**Records shown:**

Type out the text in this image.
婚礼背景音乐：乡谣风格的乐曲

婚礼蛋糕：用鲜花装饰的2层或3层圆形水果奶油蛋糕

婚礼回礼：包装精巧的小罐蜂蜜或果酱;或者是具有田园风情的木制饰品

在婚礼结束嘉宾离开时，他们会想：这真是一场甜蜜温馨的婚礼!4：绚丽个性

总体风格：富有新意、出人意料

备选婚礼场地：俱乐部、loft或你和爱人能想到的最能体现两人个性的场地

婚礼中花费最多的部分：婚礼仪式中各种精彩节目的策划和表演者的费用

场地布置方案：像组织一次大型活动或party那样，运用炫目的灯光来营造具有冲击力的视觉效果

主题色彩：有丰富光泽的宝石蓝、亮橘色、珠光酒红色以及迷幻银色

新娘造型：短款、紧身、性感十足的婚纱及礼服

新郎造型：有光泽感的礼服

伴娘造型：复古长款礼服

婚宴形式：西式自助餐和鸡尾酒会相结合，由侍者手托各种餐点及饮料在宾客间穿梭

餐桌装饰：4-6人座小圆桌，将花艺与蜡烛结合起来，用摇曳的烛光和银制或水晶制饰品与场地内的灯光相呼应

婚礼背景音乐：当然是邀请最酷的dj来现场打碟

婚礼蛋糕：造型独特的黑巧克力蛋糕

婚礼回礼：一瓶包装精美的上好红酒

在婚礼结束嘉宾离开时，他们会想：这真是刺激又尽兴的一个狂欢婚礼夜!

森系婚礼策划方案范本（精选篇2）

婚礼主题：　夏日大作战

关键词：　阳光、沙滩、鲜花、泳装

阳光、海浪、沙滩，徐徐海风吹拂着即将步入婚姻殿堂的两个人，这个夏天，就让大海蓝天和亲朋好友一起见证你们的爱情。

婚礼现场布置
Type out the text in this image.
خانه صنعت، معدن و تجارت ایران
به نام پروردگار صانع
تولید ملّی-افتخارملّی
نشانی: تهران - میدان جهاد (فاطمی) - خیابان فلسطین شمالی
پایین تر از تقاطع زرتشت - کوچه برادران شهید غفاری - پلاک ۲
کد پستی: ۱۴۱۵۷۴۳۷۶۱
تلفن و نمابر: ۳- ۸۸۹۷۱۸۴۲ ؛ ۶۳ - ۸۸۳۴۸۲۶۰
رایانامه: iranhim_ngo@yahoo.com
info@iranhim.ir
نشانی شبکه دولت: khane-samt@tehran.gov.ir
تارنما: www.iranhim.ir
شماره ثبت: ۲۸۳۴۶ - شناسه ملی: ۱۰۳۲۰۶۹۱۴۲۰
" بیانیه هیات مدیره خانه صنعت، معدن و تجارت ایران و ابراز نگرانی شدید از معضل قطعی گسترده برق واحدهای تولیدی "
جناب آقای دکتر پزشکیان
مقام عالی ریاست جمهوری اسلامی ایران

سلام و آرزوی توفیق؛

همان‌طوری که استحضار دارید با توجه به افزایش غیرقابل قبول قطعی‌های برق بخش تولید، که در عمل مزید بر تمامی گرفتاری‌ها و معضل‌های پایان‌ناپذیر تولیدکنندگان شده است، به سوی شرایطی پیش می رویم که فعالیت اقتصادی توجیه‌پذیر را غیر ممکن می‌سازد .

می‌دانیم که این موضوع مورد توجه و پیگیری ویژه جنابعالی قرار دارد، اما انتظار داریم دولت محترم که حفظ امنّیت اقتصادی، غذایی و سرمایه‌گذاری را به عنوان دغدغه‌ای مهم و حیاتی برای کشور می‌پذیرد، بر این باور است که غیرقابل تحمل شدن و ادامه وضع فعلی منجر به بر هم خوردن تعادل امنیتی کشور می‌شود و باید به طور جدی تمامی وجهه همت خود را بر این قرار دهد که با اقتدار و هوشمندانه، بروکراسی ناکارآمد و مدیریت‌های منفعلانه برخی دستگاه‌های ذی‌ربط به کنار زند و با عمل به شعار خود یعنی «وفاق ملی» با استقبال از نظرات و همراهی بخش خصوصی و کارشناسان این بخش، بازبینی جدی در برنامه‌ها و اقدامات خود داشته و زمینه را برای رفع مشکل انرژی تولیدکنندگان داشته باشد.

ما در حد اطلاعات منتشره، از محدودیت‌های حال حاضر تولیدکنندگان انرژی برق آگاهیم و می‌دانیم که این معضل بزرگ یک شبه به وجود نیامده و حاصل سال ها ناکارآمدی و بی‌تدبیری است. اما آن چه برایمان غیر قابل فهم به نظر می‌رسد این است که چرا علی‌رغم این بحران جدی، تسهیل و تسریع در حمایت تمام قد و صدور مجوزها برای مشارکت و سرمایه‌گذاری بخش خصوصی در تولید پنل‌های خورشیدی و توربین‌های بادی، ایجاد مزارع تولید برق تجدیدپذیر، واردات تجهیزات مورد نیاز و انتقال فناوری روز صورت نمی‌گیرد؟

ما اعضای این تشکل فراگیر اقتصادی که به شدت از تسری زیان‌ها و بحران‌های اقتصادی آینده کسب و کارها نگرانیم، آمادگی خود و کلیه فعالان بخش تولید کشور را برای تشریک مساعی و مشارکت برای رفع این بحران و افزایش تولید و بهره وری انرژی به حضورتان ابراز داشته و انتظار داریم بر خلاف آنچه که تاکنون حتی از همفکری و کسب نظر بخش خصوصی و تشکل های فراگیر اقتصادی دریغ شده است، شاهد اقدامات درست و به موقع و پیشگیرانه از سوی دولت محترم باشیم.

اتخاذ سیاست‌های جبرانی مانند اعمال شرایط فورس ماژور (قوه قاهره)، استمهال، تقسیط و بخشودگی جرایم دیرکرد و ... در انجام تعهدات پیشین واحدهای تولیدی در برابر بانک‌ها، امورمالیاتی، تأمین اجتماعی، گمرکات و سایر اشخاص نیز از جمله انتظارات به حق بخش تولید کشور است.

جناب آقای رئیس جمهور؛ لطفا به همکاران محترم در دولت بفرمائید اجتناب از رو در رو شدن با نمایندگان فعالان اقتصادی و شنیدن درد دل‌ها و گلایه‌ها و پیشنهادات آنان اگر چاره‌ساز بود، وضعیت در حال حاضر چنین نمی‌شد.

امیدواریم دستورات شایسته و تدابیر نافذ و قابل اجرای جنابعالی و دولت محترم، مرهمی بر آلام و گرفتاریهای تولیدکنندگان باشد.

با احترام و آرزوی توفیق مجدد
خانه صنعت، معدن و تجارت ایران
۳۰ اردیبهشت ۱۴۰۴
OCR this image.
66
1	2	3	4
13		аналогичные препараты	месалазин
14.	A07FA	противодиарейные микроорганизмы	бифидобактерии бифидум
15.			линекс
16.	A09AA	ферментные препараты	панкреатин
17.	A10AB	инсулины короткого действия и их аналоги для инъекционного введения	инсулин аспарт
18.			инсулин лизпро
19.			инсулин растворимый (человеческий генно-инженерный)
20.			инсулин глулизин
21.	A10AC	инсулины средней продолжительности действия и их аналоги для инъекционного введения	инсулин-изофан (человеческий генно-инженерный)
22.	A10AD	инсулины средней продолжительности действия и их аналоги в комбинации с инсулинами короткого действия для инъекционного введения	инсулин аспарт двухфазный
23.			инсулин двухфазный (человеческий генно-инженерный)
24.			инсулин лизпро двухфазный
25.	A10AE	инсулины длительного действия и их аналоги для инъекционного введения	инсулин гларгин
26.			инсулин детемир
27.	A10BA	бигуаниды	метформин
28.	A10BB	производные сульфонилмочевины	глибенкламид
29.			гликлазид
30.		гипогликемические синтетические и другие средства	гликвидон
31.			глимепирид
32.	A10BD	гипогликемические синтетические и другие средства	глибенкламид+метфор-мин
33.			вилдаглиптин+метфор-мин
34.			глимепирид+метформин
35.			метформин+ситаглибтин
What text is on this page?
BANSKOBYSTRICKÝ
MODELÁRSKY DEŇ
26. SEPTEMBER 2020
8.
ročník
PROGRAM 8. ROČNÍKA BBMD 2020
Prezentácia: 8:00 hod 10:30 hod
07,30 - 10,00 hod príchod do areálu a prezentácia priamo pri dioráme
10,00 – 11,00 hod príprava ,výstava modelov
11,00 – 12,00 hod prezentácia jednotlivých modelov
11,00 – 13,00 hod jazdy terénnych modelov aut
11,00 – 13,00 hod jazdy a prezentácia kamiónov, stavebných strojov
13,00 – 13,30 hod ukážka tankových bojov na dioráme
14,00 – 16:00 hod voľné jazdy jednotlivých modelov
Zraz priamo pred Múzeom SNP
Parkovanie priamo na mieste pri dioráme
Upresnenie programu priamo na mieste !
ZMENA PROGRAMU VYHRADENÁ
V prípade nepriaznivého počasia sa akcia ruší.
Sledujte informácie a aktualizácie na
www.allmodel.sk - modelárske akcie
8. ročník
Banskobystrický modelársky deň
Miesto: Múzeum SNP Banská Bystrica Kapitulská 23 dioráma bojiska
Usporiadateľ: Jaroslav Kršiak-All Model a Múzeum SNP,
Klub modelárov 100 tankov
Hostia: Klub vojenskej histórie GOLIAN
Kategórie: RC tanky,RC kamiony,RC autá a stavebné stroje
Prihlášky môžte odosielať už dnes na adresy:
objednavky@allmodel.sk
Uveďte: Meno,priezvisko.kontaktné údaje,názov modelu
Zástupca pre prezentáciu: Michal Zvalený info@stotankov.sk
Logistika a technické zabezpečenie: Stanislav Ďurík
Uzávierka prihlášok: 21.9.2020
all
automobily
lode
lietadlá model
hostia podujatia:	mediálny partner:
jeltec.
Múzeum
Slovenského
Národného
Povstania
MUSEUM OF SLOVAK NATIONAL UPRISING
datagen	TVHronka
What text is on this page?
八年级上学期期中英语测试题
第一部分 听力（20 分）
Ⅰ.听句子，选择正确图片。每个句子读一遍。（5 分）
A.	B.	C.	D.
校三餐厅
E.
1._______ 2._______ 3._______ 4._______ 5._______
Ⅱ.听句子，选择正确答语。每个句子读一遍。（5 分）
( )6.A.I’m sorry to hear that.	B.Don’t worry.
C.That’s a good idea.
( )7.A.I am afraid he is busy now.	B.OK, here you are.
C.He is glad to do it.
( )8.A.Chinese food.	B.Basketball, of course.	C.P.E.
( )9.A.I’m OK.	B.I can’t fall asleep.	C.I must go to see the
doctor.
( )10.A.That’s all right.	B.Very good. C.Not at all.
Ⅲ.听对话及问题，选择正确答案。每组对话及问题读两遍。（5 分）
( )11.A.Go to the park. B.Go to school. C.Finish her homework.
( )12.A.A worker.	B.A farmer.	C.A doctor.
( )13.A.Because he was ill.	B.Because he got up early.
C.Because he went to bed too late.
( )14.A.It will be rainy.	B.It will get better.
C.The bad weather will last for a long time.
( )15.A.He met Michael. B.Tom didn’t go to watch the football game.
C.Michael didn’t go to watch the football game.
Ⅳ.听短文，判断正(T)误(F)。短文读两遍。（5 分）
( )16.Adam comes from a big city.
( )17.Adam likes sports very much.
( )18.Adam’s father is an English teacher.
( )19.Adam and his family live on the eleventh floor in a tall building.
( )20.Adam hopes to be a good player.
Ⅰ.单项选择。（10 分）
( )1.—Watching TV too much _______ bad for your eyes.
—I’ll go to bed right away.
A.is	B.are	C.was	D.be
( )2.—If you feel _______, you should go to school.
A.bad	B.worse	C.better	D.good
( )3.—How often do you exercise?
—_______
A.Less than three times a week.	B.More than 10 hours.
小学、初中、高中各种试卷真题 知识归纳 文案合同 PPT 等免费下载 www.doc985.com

**What to work on:** State how many lines hold the word "продолжительности". The number is the whole answer.

**Solution for this task:** 2